*** Study material ***

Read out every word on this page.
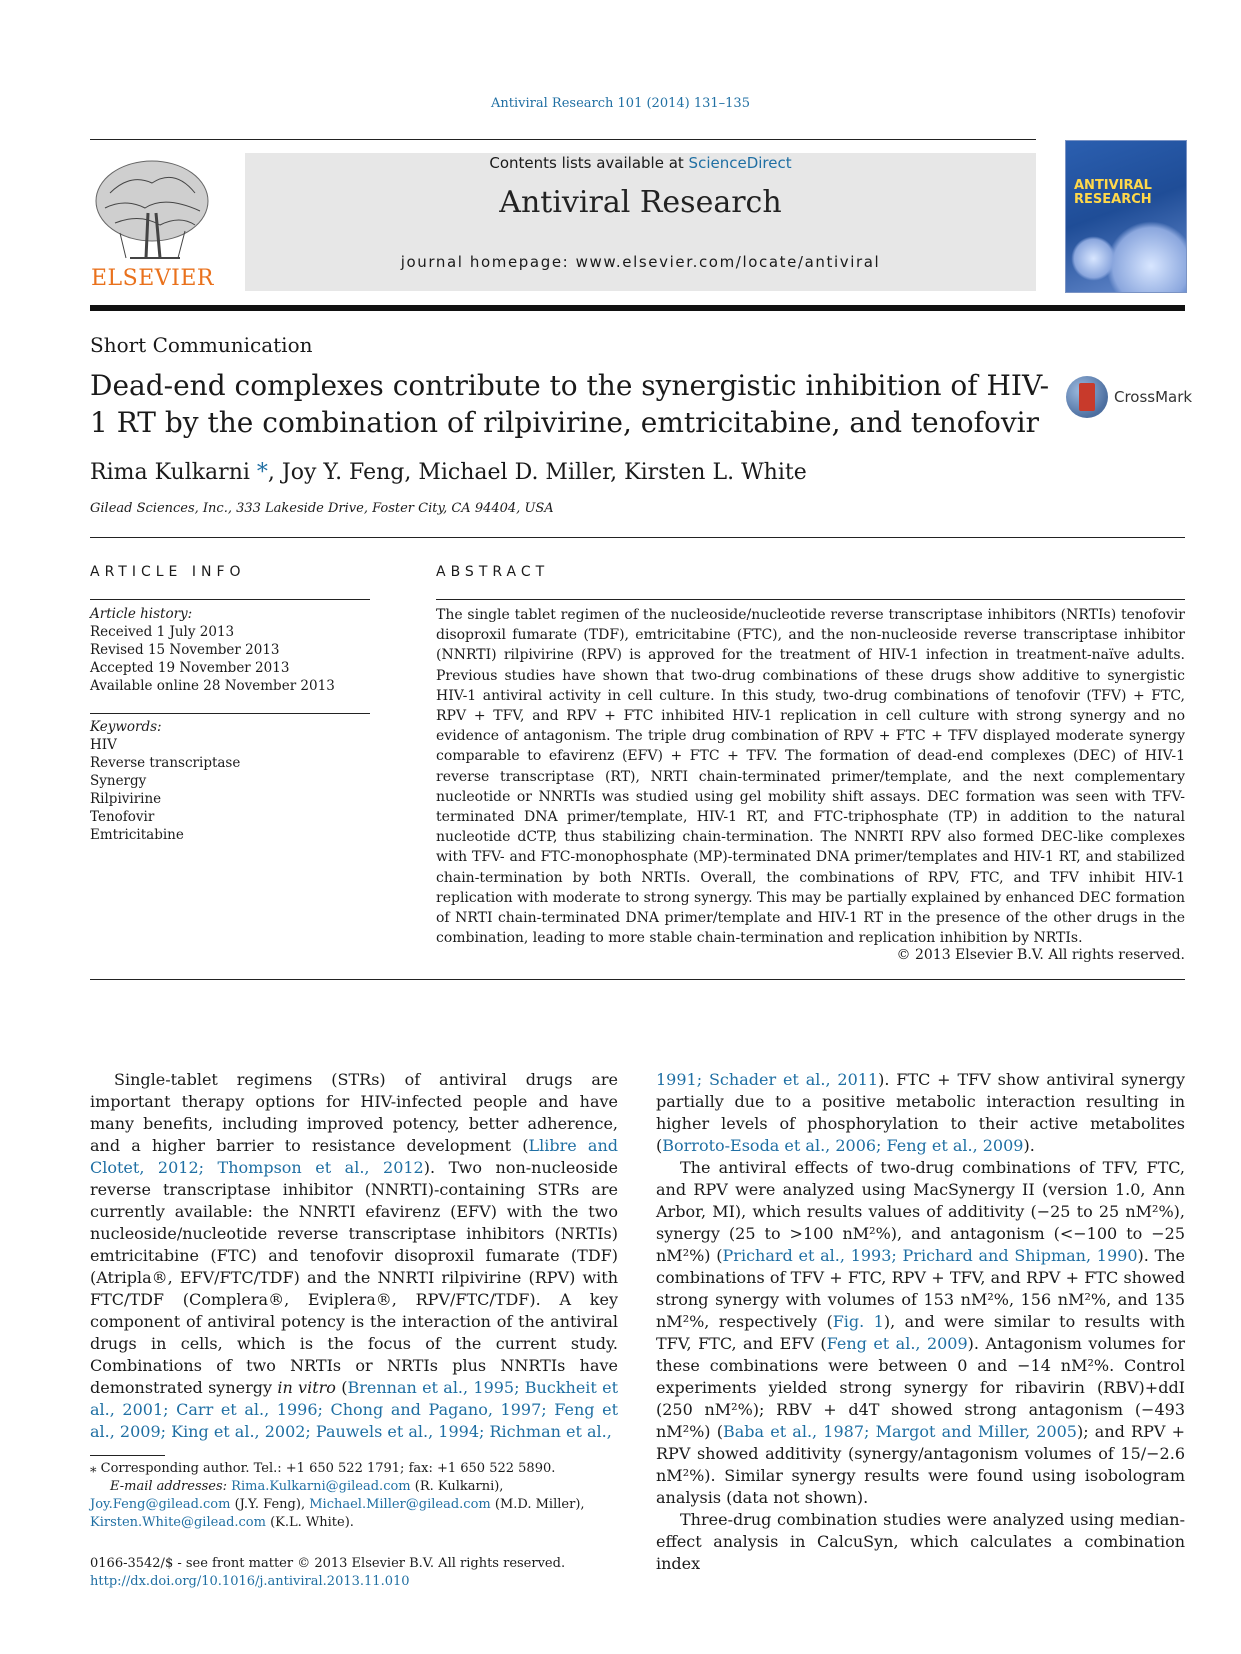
Antiviral Research 101 (2014) 131–135
ELSEVIER
Contents lists available at ScienceDirect
Antiviral Research
journal homepage: www.elsevier.com/locate/antiviral
ANTIVIRAL
RESEARCH
Short Communication
Dead-end complexes contribute to the synergistic inhibition of HIV-1 RT by the combination of rilpivirine, emtricitabine, and tenofovir
CrossMark
Rima Kulkarni *, Joy Y. Feng, Michael D. Miller, Kirsten L. White
Gilead Sciences, Inc., 333 Lakeside Drive, Foster City, CA 94404, USA
ARTICLE INFO	ABSTRACT
Article history:
Received 1 July 2013
Revised 15 November 2013
Accepted 19 November 2013
Available online 28 November 2013
Keywords:
HIV
Reverse transcriptase
Synergy
Rilpivirine
Tenofovir
Emtricitabine
The single tablet regimen of the nucleoside/nucleotide reverse transcriptase inhibitors (NRTIs) tenofovir disoproxil fumarate (TDF), emtricitabine (FTC), and the non-nucleoside reverse transcriptase inhibitor (NNRTI) rilpivirine (RPV) is approved for the treatment of HIV-1 infection in treatment-naïve adults. Previous studies have shown that two-drug combinations of these drugs show additive to synergistic HIV-1 antiviral activity in cell culture. In this study, two-drug combinations of tenofovir (TFV) + FTC, RPV + TFV, and RPV + FTC inhibited HIV-1 replication in cell culture with strong synergy and no evidence of antagonism. The triple drug combination of RPV + FTC + TFV displayed moderate synergy comparable to efavirenz (EFV) + FTC + TFV. The formation of dead-end complexes (DEC) of HIV-1 reverse transcriptase (RT), NRTI chain-terminated primer/template, and the next complementary nucleotide or NNRTIs was studied using gel mobility shift assays. DEC formation was seen with TFV-terminated DNA primer/template, HIV-1 RT, and FTC-triphosphate (TP) in addition to the natural nucleotide dCTP, thus stabilizing chain-termination. The NNRTI RPV also formed DEC-like complexes with TFV- and FTC-monophosphate (MP)-terminated DNA primer/templates and HIV-1 RT, and stabilized chain-termination by both NRTIs. Overall, the combinations of RPV, FTC, and TFV inhibit HIV-1 replication with moderate to strong synergy. This may be partially explained by enhanced DEC formation of NRTI chain-terminated DNA primer/template and HIV-1 RT in the presence of the other drugs in the combination, leading to more stable chain-termination and replication inhibition by NRTIs.
© 2013 Elsevier B.V. All rights reserved.

Single-tablet regimens (STRs) of antiviral drugs are important therapy options for HIV-infected people and have many benefits, including improved potency, better adherence, and a higher barrier to resistance development (Llibre and Clotet, 2012; Thompson et al., 2012). Two non-nucleoside reverse transcriptase inhibitor (NNRTI)-containing STRs are currently available: the NNRTI efavirenz (EFV) with the two nucleoside/nucleotide reverse transcriptase inhibitors (NRTIs) emtricitabine (FTC) and tenofovir disoproxil fumarate (TDF) (Atripla®, EFV/FTC/TDF) and the NNRTI rilpivirine (RPV) with FTC/TDF (Complera®, Eviplera®, RPV/FTC/TDF). A key component of antiviral potency is the interaction of the antiviral drugs in cells, which is the focus of the current study. Combinations of two NRTIs or NRTIs plus NNRTIs have demonstrated synergy in vitro (Brennan et al., 1995; Buckheit et al., 2001; Carr et al., 1996; Chong and Pagano, 1997; Feng et al., 2009; King et al., 2002; Pauwels et al., 1994; Richman et al.,

1991; Schader et al., 2011). FTC + TFV show antiviral synergy partially due to a positive metabolic interaction resulting in higher levels of phosphorylation to their active metabolites (Borroto-Esoda et al., 2006; Feng et al., 2009).

The antiviral effects of two-drug combinations of TFV, FTC, and RPV were analyzed using MacSynergy II (version 1.0, Ann Arbor, MI), which results values of additivity (−25 to 25 nM²%), synergy (25 to >100 nM²%), and antagonism (<−100 to −25 nM²%) (Prichard et al., 1993; Prichard and Shipman, 1990). The combinations of TFV + FTC, RPV + TFV, and RPV + FTC showed strong synergy with volumes of 153 nM²%, 156 nM²%, and 135 nM²%, respectively (Fig. 1), and were similar to results with TFV, FTC, and EFV (Feng et al., 2009). Antagonism volumes for these combinations were between 0 and −14 nM²%. Control experiments yielded strong synergy for ribavirin (RBV)+ddI (250 nM²%); RBV + d4T showed strong antagonism (−493 nM²%) (Baba et al., 1987; Margot and Miller, 2005); and RPV + RPV showed additivity (synergy/antagonism volumes of 15/−2.6 nM²%). Similar synergy results were found using isobologram analysis (data not shown).

Three-drug combination studies were analyzed using median-effect analysis in CalcuSyn, which calculates a combination index

⁎ Corresponding author. Tel.: +1 650 522 1791; fax: +1 650 522 5890.
E-mail addresses: Rima.Kulkarni@gilead.com (R. Kulkarni), Joy.Feng@gilead.com (J.Y. Feng), Michael.Miller@gilead.com (M.D. Miller), Kirsten.White@gilead.com (K.L. White).
0166-3542/$ - see front matter © 2013 Elsevier B.V. All rights reserved.
http://dx.doi.org/10.1016/j.antiviral.2013.11.010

***

> What you have to do
Which lines of the data above contain the string "Kulkarni"? Copy each of them.

> Answer section
Rima Kulkarni *, Joy Y. Feng, Michael D. Miller, Kirsten L. White
E-mail addresses: Rima.Kulkarni@gilead.com (R. Kulkarni), Joy.Feng@gilead.com (J.Y. Feng), Michael.Miller@gilead.com (M.D. Miller), Kirsten.White@gilead.com (K.L. White).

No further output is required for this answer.